* The problem
Copy every line of the following data that includes the string "What".

* Listed entries
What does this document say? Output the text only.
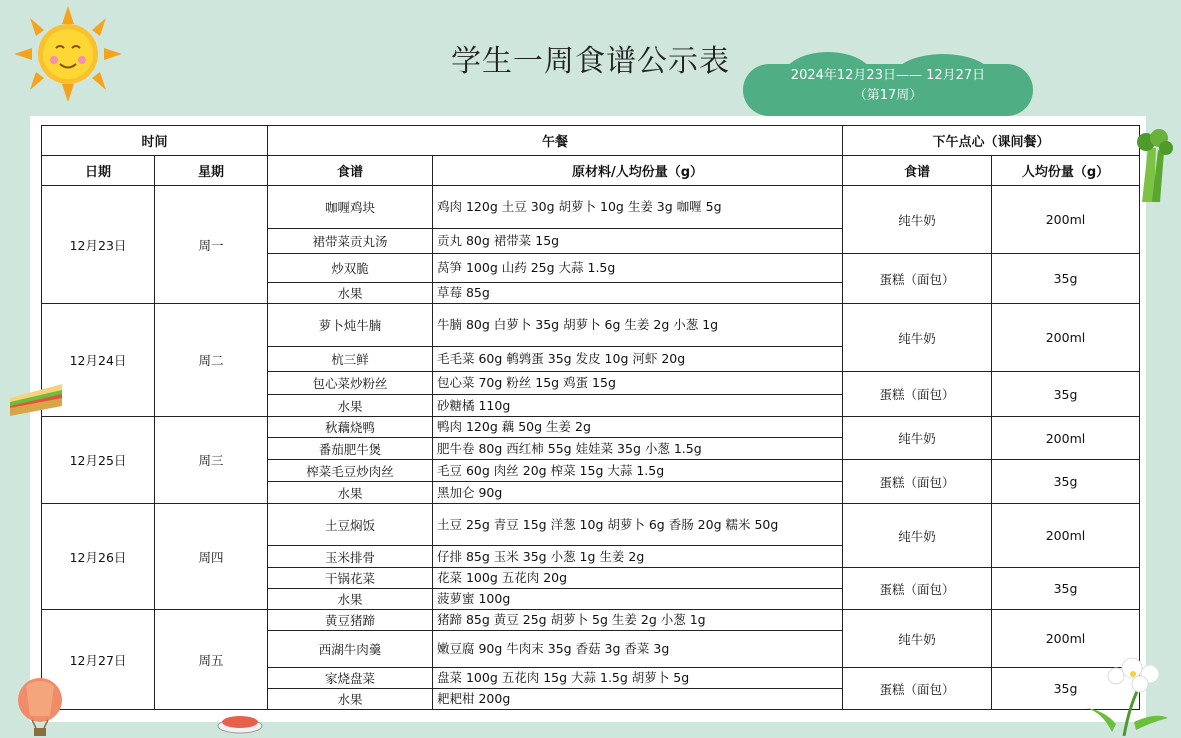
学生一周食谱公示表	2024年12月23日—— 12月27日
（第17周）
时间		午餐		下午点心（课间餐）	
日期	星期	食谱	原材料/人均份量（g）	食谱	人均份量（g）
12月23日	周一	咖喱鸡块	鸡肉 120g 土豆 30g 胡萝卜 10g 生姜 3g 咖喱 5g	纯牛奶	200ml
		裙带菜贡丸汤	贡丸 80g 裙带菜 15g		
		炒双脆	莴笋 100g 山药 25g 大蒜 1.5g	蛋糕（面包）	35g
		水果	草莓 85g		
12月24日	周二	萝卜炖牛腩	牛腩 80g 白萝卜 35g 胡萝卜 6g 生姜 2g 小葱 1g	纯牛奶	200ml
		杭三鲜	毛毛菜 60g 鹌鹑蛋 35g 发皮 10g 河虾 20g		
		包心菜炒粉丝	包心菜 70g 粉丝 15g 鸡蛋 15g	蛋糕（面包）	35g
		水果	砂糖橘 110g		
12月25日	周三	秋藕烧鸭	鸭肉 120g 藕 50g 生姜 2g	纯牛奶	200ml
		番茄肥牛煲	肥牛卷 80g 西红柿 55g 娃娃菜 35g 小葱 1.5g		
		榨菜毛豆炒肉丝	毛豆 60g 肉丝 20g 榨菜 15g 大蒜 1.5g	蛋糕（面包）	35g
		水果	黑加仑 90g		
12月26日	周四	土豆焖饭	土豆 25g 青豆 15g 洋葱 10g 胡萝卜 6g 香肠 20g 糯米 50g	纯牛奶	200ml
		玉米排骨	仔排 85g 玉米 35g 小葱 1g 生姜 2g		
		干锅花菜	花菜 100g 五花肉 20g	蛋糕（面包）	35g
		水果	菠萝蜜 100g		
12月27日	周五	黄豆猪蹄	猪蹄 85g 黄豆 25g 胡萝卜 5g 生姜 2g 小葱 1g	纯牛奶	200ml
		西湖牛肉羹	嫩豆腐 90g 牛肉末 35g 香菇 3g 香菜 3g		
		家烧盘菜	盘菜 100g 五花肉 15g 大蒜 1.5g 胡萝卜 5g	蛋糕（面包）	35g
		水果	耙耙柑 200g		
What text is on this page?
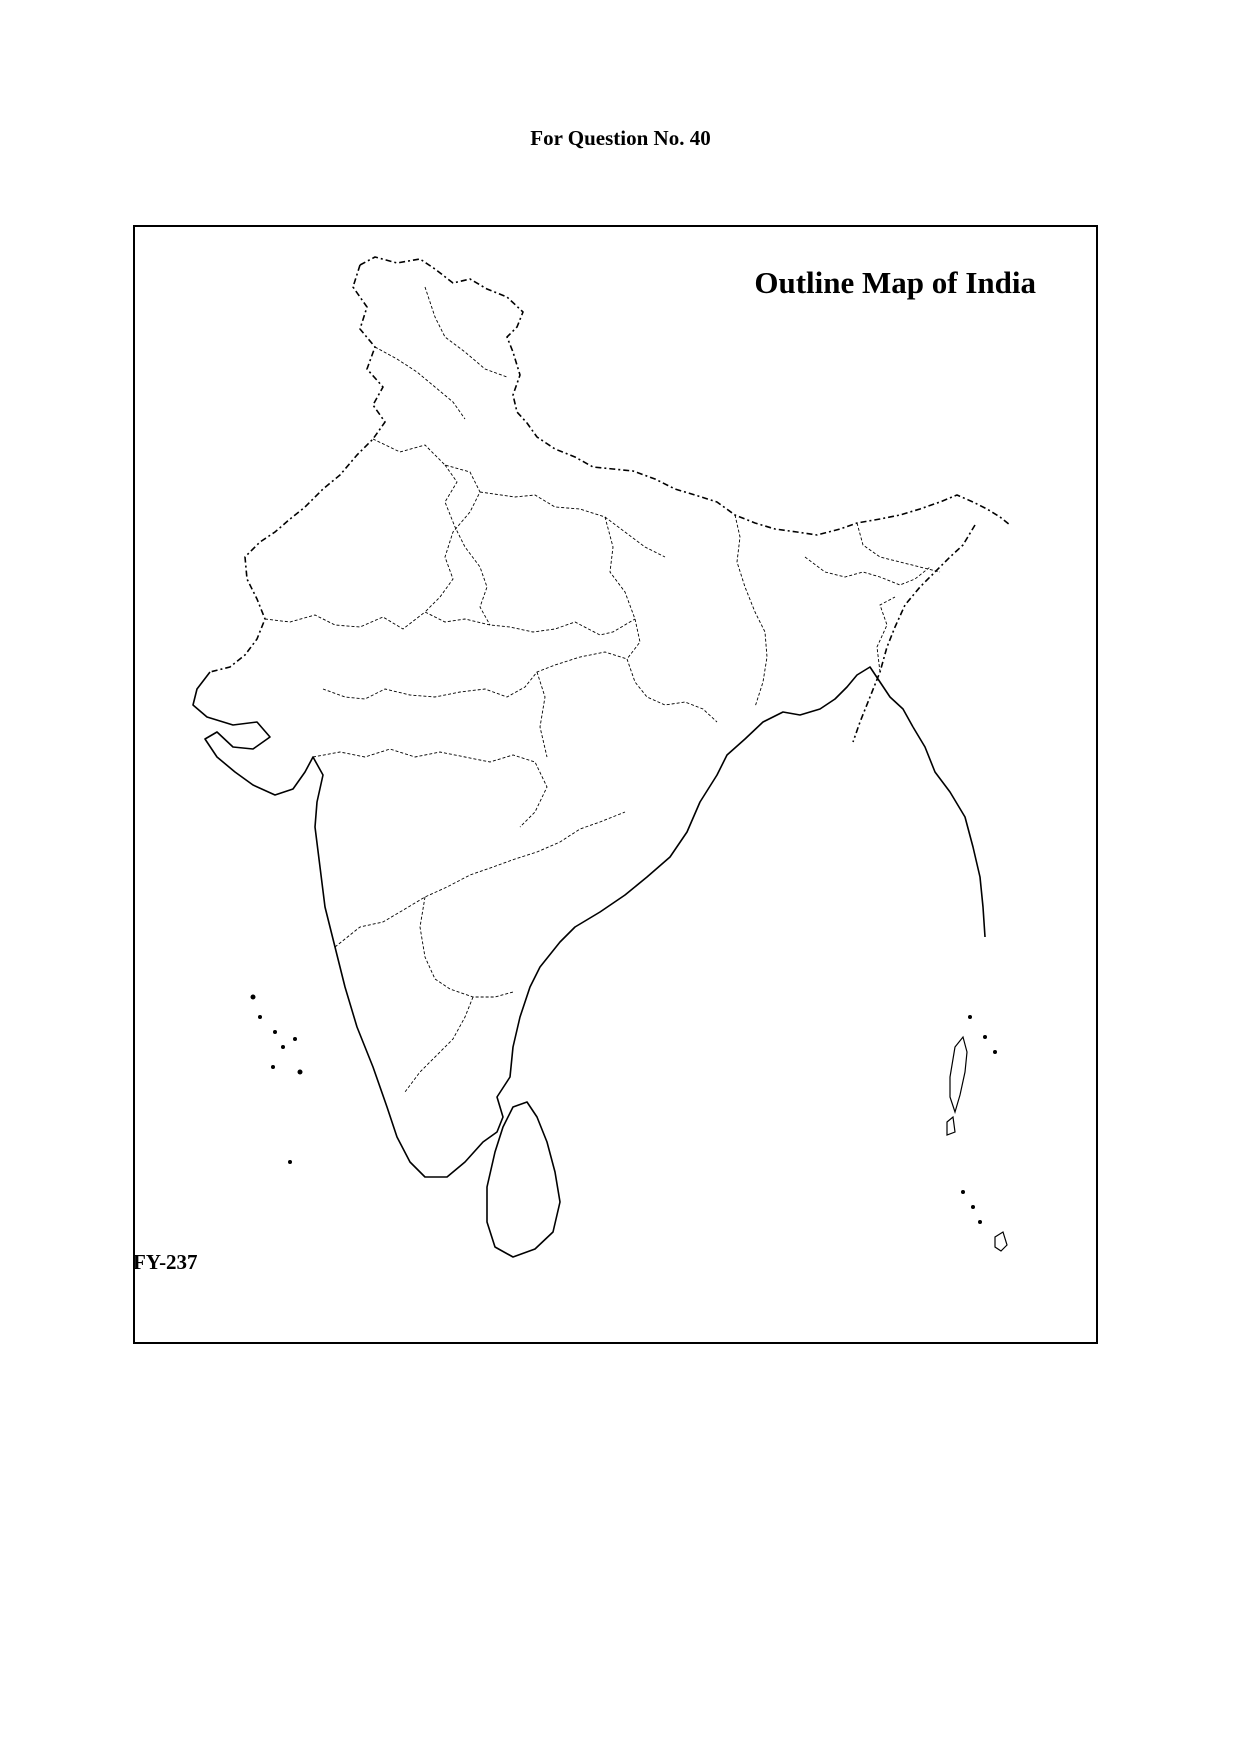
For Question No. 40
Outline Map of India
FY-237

* Correct result
What does this document say? Output the text only.
What text is on this page?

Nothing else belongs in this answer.